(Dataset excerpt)
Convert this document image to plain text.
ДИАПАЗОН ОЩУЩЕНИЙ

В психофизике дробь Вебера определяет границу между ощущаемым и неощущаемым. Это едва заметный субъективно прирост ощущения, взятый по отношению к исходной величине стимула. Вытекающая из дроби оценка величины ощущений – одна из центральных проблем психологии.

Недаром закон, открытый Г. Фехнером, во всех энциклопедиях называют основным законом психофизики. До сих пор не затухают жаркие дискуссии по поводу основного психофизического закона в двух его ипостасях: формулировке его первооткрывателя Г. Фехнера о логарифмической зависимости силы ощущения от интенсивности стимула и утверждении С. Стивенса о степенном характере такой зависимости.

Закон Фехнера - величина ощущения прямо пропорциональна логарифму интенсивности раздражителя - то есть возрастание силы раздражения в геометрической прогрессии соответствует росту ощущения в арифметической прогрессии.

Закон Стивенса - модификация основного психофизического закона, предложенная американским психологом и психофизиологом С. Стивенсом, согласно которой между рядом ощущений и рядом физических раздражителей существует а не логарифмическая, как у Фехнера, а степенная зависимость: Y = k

SHORT EXERCISE.
Every entry must be quoted exactly as it appears above.

SOLUTION FOR THIS PROBLEM.
Convert this document image to plain text.
ДИАПАЗОН ОЩУЩЕНИЙ

В психофизике дробь Вебера определяет границу между ощущаемым и неощущаемым. Это едва заметный субъективно прирост ощущения, взятый по отношению к исходной величине стимула. Вытекающая из дроби оценка величины ощущений – одна из центральных проблем психологии.

Недаром закон, открытый Г. Фехнером, во всех энциклопедиях называют основным законом психофизики. До сих пор не затухают жаркие дискуссии по поводу основного психофизического закона в двух его ипостасях: формулировке его первооткрывателя Г. Фехнера о логарифмической зависимости силы ощущения от интенсивности стимула и утверждении С. Стивенса о степенном характере такой зависимости.

Закон Фехнера - величина ощущения прямо пропорциональна логарифму интенсивности раздражителя - то есть возрастание силы раздражения в геометрической прогрессии соответствует росту ощущения в арифметической прогрессии.

Закон Стивенса - модификация основного психофизического закона, предложенная американским психологом и психофизиологом С. Стивенсом, согласно которой между рядом ощущений и рядом физических раздражителей существует а не логарифмическая, как у Фехнера, а степенная зависимость: Y = k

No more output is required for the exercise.